**PROBLEM:** Beneath this task is a listing. State how many of its lines include the string "výstupu", giving nothing but the number.

**DATA PROVIDED:**
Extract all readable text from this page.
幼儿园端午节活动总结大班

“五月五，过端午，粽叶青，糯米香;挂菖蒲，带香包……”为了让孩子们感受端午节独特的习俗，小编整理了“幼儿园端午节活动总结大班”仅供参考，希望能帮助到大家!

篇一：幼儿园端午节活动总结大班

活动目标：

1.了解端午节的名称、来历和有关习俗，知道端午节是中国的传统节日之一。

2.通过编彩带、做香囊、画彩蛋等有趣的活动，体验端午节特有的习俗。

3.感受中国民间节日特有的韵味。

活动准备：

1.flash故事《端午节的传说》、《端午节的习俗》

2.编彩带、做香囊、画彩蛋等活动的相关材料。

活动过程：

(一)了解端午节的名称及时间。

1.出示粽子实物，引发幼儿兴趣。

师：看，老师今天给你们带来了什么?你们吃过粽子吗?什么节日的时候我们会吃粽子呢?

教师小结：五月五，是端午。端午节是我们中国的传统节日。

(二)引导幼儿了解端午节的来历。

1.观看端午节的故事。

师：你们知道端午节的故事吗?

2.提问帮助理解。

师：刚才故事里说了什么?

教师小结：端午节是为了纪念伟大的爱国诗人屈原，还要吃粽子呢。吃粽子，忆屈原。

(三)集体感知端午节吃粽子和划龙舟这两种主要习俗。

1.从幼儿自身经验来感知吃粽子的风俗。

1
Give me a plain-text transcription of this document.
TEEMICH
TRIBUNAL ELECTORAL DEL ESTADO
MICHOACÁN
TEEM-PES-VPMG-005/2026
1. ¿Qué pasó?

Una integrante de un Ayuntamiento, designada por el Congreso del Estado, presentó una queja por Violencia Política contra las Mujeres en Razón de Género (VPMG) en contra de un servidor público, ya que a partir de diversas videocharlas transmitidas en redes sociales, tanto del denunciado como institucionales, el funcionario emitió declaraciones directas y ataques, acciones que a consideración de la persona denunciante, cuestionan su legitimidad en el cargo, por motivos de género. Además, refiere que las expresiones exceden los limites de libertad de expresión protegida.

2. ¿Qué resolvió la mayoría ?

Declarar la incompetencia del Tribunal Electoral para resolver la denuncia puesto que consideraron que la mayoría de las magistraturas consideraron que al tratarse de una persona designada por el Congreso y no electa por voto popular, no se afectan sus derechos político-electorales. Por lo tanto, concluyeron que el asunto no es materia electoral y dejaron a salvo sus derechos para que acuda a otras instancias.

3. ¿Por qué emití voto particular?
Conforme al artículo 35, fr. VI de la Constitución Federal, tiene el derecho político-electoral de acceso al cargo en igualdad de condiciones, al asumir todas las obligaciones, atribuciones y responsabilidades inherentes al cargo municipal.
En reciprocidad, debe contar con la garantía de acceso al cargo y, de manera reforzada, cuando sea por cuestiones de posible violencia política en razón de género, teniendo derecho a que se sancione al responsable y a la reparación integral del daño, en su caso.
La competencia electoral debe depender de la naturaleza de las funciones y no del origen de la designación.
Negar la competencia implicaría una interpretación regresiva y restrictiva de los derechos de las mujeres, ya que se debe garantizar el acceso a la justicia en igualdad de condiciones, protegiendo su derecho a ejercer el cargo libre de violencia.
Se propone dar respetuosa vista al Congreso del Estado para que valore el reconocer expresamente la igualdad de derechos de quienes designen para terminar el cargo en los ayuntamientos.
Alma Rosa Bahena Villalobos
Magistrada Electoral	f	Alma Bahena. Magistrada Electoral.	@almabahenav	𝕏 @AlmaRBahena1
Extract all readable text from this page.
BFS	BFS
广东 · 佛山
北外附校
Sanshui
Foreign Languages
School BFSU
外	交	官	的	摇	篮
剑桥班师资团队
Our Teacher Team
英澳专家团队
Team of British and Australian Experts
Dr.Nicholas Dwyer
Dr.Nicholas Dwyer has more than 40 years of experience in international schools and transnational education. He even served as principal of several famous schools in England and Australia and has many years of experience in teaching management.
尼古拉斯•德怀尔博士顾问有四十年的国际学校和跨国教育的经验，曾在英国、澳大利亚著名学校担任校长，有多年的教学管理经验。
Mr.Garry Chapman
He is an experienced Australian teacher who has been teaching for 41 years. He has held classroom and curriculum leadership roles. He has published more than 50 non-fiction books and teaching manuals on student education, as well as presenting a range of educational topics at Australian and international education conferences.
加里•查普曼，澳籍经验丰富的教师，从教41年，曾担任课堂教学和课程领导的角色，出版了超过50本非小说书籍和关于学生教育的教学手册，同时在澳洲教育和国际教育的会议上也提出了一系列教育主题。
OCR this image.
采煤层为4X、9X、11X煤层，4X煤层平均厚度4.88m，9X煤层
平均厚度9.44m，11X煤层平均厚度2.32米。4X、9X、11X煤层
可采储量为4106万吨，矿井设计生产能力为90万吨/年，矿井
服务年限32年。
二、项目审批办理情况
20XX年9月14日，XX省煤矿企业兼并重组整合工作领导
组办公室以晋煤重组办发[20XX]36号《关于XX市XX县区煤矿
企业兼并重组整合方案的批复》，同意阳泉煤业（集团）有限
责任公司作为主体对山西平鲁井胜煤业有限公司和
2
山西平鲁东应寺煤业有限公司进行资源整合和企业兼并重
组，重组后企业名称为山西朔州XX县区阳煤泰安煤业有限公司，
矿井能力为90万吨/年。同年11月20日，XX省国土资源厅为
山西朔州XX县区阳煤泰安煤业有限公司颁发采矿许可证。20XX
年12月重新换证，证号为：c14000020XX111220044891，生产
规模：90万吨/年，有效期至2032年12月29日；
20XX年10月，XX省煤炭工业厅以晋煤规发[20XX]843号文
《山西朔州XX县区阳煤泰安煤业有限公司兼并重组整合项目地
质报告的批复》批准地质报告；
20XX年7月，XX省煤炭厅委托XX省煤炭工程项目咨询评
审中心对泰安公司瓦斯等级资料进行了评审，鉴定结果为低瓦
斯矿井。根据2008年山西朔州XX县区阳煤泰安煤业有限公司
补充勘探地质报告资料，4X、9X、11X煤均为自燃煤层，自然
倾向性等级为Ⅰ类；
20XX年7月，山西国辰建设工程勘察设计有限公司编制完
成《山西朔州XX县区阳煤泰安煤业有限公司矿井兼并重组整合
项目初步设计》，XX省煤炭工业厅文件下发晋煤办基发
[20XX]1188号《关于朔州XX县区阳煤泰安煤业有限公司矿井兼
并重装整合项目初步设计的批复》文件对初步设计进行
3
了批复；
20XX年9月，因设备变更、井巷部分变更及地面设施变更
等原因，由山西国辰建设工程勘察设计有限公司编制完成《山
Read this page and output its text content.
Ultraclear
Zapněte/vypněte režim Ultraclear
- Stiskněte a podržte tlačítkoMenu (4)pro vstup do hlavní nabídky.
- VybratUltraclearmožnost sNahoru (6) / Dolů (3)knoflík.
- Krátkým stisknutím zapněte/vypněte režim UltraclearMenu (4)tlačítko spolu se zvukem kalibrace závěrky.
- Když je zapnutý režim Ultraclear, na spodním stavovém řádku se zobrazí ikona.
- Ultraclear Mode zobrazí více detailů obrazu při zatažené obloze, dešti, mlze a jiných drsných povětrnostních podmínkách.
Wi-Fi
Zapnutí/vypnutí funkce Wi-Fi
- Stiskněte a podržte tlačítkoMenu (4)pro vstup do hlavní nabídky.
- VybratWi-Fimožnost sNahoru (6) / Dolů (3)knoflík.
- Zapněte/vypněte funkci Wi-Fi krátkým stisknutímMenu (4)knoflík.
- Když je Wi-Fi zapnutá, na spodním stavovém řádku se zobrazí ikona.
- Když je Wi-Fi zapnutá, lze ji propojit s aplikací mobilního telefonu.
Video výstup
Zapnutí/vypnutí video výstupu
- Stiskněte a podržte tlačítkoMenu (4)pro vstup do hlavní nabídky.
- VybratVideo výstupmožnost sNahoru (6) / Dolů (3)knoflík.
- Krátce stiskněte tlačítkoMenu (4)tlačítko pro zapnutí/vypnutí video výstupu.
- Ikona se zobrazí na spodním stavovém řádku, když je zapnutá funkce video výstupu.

**RESPONSE:** 3